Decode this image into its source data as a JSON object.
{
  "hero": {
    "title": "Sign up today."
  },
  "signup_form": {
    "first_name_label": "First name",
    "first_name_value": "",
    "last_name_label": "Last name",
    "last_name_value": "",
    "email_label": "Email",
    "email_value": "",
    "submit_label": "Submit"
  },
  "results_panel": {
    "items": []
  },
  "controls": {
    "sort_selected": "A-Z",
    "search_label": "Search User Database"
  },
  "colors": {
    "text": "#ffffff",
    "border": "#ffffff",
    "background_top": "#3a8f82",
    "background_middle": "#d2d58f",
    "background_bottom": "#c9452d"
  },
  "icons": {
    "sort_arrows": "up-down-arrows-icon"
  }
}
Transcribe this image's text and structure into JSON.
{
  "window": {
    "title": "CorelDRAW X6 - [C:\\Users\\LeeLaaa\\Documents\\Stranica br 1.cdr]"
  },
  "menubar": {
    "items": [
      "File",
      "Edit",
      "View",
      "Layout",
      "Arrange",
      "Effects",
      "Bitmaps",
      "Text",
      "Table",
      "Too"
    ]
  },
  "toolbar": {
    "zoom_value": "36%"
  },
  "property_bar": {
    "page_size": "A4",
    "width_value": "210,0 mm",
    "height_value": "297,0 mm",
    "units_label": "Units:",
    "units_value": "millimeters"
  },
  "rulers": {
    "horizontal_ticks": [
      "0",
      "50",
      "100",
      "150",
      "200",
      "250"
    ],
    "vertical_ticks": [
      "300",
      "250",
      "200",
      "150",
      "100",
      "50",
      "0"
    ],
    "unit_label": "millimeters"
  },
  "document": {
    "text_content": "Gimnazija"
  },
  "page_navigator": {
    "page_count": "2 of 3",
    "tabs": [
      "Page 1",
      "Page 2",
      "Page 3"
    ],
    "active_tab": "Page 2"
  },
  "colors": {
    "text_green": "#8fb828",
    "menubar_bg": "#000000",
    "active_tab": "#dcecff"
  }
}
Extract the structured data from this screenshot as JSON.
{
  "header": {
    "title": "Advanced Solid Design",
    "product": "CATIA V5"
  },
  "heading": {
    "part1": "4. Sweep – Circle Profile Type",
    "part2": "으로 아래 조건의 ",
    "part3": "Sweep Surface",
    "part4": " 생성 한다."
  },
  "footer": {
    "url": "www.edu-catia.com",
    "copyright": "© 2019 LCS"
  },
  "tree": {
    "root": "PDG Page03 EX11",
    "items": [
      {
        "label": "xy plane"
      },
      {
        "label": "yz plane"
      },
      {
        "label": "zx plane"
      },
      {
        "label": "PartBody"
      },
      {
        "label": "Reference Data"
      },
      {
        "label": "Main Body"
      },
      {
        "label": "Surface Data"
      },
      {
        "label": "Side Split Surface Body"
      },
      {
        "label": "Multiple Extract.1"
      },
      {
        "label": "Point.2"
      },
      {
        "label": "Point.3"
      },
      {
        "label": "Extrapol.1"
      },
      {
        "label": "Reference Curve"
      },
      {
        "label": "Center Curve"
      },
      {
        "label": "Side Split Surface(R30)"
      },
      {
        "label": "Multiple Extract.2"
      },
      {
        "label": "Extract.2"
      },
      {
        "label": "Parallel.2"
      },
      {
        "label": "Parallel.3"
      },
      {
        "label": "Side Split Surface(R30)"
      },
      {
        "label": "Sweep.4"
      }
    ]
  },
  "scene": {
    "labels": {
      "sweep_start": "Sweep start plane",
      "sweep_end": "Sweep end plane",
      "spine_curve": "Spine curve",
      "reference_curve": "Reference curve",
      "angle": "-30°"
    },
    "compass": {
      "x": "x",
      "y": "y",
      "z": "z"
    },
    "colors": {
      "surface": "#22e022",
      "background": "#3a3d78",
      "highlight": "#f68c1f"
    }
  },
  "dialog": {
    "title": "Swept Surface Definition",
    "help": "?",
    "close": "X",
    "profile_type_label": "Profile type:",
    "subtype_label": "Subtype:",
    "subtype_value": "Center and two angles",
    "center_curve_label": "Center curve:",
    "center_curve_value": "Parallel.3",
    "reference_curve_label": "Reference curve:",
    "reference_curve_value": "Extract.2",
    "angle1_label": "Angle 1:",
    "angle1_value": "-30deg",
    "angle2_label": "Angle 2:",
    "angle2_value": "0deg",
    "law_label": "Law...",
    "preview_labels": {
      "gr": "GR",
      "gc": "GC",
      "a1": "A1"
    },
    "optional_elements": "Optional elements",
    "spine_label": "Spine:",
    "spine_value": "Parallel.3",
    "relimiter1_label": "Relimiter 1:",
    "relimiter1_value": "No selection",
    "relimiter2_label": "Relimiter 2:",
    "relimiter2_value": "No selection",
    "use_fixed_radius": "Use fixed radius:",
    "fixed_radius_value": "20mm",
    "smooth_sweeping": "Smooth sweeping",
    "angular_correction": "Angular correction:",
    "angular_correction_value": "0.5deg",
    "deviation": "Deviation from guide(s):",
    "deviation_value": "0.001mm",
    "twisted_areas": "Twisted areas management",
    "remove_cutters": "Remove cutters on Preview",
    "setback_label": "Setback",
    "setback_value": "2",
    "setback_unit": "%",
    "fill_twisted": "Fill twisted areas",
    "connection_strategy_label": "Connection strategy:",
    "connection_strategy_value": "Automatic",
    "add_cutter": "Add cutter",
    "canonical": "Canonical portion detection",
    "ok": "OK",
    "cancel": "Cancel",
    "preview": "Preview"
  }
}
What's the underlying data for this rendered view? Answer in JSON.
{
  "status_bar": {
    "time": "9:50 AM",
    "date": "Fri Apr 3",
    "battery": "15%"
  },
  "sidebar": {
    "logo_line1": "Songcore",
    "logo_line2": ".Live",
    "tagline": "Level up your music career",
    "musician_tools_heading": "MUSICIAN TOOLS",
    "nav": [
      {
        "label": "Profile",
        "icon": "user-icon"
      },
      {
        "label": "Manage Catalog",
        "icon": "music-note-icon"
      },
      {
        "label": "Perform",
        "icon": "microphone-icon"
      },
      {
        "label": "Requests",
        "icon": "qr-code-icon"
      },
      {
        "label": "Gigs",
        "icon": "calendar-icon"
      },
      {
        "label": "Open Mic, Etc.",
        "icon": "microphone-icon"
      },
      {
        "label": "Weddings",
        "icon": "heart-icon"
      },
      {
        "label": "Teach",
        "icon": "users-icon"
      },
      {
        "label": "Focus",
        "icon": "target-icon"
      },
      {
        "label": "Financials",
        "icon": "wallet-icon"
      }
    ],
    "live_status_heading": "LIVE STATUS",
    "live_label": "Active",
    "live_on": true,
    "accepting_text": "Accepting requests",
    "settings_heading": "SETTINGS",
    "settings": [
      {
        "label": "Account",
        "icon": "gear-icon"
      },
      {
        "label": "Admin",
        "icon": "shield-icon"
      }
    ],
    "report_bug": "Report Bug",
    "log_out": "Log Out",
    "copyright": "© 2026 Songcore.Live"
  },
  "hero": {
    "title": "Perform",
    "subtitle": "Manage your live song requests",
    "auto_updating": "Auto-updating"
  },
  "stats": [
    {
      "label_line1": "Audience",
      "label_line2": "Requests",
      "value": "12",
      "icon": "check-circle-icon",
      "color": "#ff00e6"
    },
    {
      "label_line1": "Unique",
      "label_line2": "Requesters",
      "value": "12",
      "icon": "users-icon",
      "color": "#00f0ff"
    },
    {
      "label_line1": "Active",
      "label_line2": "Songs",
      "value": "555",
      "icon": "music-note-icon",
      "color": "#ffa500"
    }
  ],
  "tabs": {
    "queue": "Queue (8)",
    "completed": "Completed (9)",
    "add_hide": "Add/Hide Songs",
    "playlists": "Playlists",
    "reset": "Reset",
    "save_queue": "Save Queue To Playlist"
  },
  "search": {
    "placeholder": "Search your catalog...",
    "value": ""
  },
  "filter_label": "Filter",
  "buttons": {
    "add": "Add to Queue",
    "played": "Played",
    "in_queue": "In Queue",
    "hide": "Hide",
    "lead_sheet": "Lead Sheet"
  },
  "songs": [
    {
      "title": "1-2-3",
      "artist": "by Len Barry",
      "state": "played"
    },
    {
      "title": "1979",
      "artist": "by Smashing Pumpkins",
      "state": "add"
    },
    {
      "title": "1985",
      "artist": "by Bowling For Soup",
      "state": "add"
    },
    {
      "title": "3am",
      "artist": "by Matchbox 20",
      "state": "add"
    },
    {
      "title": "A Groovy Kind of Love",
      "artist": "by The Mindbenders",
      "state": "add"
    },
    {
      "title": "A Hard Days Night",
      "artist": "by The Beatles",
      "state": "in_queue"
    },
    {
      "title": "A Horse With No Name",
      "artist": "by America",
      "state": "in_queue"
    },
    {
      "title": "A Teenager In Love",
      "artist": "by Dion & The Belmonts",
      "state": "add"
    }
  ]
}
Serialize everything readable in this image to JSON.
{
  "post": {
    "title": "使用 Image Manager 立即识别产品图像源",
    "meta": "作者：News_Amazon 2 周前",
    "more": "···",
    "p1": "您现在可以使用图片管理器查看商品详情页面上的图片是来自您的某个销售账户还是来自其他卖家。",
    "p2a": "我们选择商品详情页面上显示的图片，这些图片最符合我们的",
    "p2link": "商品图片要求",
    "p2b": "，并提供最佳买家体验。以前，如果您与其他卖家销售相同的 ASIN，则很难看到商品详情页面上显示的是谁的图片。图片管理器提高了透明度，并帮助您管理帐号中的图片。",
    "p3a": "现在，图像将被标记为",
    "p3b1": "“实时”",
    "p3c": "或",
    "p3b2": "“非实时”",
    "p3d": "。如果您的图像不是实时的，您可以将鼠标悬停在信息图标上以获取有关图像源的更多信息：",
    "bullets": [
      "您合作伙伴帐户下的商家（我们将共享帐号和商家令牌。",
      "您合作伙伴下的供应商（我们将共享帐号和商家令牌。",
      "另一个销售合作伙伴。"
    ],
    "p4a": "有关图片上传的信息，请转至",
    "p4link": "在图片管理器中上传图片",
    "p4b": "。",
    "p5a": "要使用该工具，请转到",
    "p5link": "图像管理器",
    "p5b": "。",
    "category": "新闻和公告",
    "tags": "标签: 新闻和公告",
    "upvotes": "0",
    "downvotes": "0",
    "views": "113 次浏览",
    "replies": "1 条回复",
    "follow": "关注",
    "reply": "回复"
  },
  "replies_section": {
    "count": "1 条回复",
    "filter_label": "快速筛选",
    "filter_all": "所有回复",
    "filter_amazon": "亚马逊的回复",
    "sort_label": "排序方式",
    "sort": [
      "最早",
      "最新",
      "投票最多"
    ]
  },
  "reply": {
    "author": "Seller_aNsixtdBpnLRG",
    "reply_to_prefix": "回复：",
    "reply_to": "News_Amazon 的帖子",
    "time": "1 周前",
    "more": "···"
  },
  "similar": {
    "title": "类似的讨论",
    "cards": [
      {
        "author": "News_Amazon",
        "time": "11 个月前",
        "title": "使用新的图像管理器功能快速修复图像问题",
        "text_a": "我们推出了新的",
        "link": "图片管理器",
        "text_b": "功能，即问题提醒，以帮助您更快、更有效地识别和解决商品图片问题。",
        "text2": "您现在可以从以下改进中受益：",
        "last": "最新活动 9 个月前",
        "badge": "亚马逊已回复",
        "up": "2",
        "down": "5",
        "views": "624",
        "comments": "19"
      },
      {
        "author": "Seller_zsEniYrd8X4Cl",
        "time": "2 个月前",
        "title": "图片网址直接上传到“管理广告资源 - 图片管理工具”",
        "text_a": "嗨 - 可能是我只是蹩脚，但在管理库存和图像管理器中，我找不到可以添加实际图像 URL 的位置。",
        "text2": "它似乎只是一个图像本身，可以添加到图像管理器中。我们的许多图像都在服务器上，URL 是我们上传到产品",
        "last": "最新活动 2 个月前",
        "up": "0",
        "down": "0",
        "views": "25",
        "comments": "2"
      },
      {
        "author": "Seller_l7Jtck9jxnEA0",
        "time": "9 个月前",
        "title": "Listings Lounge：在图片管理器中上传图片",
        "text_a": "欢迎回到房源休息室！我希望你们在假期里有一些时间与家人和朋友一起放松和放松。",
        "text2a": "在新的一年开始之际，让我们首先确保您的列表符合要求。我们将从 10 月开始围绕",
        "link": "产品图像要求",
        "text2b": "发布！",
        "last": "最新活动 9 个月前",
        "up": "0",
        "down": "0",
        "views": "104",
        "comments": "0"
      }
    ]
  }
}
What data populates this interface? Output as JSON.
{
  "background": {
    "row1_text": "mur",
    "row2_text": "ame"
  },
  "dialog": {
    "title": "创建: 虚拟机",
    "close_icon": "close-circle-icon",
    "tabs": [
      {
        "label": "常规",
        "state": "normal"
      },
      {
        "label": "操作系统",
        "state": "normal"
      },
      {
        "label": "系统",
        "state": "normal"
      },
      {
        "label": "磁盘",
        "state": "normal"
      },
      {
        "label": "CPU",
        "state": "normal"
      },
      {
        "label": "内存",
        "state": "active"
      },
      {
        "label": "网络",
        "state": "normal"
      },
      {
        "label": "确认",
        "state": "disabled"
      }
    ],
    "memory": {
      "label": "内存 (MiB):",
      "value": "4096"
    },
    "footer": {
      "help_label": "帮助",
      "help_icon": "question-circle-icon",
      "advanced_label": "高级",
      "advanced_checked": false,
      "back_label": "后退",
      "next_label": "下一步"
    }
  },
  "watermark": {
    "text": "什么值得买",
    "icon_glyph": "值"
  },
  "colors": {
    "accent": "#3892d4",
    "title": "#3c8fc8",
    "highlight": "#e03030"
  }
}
+ + +
From the material given, work out how many lines hold the string "Extract"; state that number and nothing further.

5